## Task details:
Count the lines in the records that contain the string "opinion". Reply with the number alone.

━━ Stored data ━━

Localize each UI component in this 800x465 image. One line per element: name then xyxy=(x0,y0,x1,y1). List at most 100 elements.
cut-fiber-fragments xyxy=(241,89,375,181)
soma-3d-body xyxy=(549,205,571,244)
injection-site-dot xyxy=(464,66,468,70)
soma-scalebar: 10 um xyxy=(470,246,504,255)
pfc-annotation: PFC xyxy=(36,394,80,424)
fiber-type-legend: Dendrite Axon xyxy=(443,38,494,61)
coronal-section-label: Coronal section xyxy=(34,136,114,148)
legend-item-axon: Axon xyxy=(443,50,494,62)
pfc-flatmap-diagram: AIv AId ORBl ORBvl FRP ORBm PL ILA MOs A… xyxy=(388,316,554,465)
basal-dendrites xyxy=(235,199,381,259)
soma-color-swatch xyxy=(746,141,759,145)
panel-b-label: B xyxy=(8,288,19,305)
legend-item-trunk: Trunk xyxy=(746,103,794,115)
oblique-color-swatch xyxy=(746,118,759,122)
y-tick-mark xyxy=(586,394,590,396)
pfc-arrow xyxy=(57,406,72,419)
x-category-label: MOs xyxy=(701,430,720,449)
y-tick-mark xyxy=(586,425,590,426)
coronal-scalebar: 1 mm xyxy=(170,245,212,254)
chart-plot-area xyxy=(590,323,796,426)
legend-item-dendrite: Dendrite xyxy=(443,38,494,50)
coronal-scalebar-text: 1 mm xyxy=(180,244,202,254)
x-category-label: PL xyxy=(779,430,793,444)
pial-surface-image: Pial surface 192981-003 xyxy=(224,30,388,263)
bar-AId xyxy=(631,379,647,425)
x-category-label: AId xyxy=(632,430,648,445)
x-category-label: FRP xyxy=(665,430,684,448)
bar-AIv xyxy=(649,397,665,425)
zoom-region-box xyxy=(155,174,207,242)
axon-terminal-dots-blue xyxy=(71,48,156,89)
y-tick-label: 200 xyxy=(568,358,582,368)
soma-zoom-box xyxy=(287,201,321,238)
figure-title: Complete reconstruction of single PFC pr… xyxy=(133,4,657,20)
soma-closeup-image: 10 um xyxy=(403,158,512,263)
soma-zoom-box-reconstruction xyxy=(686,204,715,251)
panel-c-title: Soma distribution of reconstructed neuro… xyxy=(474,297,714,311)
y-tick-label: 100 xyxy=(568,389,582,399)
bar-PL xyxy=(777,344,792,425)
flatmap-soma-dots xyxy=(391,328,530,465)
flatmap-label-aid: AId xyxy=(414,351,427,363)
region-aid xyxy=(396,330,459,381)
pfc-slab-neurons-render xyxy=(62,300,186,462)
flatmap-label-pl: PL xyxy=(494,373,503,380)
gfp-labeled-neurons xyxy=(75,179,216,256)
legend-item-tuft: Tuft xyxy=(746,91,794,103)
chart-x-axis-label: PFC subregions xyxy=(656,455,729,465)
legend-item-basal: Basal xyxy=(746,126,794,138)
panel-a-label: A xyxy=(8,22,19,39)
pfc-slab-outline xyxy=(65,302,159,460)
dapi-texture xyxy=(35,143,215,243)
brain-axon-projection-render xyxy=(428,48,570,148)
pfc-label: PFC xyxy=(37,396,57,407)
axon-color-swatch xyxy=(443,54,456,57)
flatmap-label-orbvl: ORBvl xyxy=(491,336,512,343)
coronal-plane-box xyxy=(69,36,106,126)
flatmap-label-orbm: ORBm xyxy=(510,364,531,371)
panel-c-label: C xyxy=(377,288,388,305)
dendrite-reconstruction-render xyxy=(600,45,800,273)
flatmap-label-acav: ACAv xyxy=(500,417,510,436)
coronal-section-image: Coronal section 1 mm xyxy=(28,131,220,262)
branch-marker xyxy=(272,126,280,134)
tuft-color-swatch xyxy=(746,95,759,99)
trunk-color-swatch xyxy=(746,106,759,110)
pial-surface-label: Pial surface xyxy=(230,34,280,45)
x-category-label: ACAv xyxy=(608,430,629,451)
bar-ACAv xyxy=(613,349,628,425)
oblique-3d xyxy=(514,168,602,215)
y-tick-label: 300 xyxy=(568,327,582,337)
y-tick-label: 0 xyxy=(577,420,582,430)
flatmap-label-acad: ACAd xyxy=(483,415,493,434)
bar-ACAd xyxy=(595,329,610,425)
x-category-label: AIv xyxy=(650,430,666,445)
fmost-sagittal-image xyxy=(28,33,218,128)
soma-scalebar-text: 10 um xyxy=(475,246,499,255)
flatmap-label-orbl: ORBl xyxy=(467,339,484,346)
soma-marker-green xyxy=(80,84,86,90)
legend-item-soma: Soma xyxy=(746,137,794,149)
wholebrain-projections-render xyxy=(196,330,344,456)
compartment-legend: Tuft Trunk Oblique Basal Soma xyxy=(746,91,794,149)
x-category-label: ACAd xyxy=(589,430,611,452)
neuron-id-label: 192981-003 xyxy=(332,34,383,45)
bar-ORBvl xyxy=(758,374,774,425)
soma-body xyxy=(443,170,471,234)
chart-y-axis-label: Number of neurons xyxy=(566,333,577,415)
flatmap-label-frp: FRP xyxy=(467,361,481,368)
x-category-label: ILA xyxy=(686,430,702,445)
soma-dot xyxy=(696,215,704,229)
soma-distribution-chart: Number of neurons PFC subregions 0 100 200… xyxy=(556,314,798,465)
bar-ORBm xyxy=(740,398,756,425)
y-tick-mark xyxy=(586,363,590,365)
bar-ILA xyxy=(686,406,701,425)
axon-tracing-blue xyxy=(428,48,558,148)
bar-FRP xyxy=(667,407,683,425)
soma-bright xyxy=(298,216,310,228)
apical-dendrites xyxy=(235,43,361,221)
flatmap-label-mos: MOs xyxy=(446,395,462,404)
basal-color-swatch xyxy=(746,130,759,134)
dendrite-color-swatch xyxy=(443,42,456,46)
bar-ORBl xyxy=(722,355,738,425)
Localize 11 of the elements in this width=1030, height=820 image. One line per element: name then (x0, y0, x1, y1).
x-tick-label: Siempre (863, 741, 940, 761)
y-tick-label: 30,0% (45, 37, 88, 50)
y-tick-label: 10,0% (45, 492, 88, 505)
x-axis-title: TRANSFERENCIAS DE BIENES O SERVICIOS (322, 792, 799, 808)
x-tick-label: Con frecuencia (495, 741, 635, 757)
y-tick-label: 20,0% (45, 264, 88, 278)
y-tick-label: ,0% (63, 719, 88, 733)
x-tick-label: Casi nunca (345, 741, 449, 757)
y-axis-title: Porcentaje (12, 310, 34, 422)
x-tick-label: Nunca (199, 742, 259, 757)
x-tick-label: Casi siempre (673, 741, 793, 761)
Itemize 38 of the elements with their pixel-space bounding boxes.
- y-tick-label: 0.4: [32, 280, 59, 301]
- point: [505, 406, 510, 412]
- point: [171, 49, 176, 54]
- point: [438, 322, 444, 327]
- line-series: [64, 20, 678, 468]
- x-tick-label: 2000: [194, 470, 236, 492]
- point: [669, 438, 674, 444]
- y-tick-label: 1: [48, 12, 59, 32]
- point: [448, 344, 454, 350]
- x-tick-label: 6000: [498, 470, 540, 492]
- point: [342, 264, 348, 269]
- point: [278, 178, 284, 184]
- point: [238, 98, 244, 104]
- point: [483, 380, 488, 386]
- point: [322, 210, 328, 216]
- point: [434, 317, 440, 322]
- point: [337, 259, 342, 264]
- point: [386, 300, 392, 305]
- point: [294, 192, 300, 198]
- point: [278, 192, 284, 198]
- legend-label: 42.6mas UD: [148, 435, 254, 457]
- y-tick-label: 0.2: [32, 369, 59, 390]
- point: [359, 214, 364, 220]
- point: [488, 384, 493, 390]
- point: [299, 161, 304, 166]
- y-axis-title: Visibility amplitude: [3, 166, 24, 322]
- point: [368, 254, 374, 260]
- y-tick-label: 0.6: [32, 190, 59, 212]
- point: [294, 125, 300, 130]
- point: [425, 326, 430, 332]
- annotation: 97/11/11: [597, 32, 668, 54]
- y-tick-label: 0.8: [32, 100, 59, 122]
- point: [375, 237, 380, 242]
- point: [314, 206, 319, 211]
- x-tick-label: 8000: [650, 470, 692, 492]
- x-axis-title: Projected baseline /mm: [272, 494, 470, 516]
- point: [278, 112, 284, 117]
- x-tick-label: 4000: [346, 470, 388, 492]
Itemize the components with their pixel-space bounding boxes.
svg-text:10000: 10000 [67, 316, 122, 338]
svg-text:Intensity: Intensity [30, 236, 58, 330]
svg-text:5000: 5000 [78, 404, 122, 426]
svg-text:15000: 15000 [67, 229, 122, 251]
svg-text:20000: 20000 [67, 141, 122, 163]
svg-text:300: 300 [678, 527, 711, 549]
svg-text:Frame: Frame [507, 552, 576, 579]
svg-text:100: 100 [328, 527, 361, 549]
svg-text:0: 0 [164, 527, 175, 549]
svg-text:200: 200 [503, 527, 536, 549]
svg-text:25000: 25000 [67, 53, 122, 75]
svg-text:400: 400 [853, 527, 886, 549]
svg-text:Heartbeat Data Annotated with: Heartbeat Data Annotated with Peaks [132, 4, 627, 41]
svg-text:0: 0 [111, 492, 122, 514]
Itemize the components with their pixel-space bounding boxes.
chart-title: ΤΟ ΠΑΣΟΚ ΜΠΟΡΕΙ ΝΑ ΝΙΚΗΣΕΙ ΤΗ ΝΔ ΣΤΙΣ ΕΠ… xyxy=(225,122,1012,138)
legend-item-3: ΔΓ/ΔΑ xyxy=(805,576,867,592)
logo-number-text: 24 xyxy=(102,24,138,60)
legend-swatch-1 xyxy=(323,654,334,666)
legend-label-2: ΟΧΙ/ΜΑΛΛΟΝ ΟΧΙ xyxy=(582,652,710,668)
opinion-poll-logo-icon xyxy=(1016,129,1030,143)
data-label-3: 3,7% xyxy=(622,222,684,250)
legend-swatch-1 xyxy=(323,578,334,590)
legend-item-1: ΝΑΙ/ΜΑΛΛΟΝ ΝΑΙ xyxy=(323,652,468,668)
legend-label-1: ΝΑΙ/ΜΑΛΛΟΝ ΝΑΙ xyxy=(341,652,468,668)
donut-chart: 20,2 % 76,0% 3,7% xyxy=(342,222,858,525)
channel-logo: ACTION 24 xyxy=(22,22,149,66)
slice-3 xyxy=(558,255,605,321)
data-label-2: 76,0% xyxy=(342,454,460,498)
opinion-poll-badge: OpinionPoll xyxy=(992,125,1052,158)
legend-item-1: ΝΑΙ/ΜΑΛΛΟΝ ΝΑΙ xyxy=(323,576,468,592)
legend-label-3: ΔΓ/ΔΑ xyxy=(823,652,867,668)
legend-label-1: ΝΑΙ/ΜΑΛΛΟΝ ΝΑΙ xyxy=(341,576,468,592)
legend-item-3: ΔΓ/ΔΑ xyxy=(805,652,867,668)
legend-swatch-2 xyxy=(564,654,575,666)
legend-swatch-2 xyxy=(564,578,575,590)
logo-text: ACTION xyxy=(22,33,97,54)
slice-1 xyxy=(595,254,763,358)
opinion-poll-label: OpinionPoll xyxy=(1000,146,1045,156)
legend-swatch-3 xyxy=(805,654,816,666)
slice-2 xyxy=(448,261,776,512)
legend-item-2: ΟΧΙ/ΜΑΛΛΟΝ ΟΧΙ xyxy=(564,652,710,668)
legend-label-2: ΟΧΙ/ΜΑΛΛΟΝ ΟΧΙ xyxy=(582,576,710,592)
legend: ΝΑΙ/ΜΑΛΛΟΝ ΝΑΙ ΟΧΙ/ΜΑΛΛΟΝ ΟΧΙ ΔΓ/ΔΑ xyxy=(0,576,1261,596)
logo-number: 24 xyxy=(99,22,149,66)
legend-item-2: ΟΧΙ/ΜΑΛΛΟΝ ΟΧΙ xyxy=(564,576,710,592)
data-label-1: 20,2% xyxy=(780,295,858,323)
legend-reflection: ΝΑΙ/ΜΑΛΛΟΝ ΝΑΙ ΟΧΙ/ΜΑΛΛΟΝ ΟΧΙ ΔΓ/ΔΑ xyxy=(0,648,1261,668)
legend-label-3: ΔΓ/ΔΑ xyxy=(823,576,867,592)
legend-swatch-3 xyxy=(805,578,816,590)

━━━

## Answer below:
3